Reproduce all the lines exactly as they stand, apart from the pictures.

━━━━━ Given records

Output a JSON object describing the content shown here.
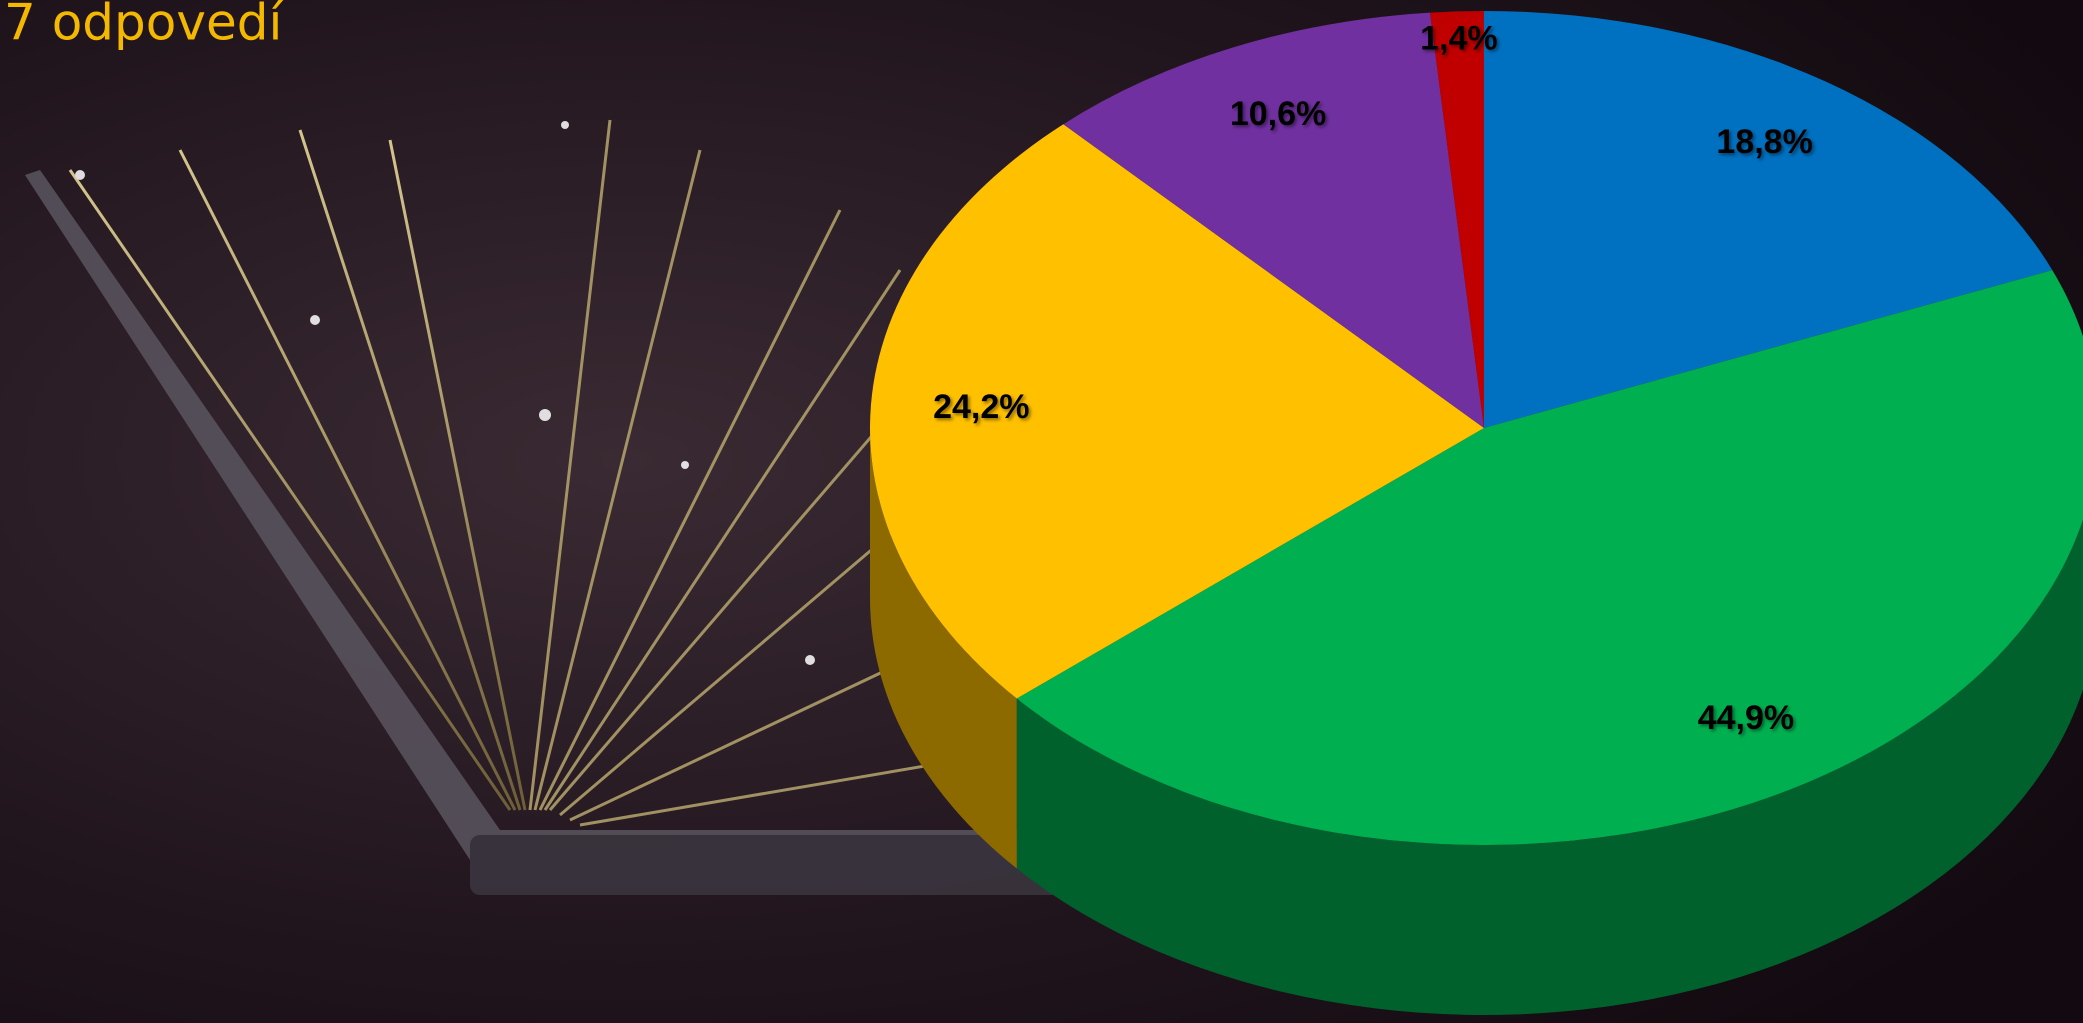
{
  "chart_data": {
    "type": "pie",
    "title": "7 odpovedí",
    "categories": [
      null,
      null,
      null,
      null,
      null
    ],
    "values": [
      18.8,
      44.9,
      24.2,
      10.6,
      1.4
    ],
    "value_labels": [
      "18,8%",
      "44,9%",
      "24,2%",
      "10,6%",
      "1,4%"
    ],
    "colors": [
      "#0070c0",
      "#00b050",
      "#ffc000",
      "#7030a0",
      "#c00000"
    ]
  }
}
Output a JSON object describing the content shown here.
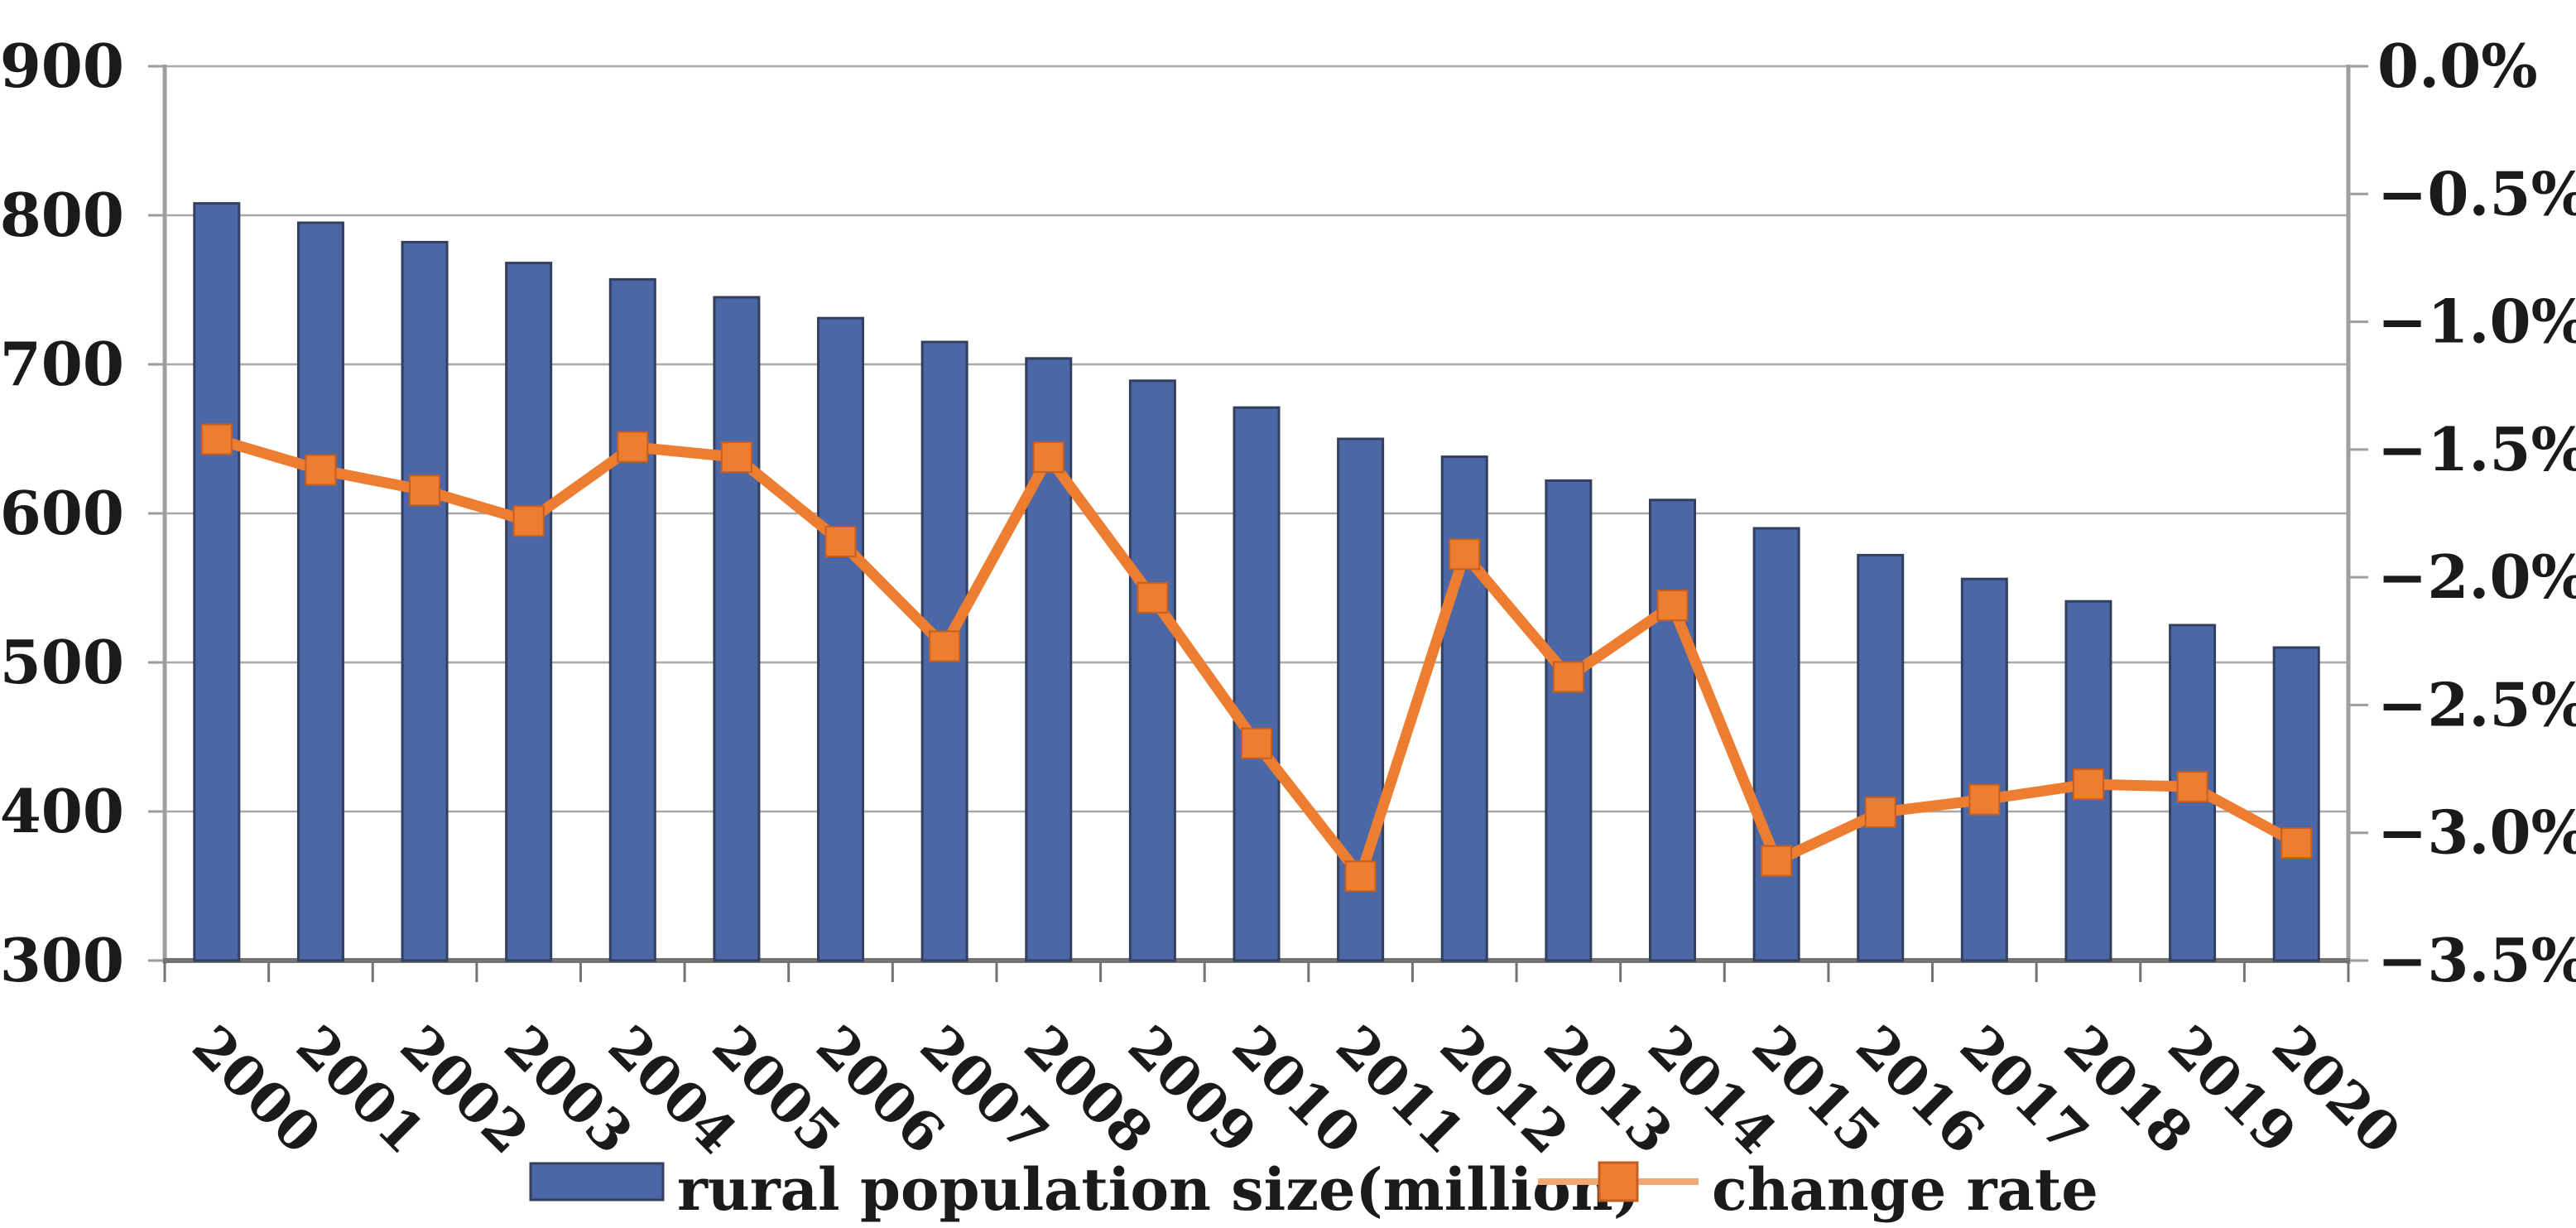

━━━━━━━━━━

## Solution
Output a JSON object describing the content shown here.
{
  "chart_data": {
    "type": "pie",
    "title": "7 odpovedí",
    "categories": [
      null,
      null,
      null,
      null,
      null
    ],
    "values": [
      18.8,
      44.9,
      24.2,
      10.6,
      1.4
    ],
    "value_labels": [
      "18,8%",
      "44,9%",
      "24,2%",
      "10,6%",
      "1,4%"
    ],
    "colors": [
      "#0070c0",
      "#00b050",
      "#ffc000",
      "#7030a0",
      "#c00000"
    ]
  }
}
Output a JSON object describing the content shown here.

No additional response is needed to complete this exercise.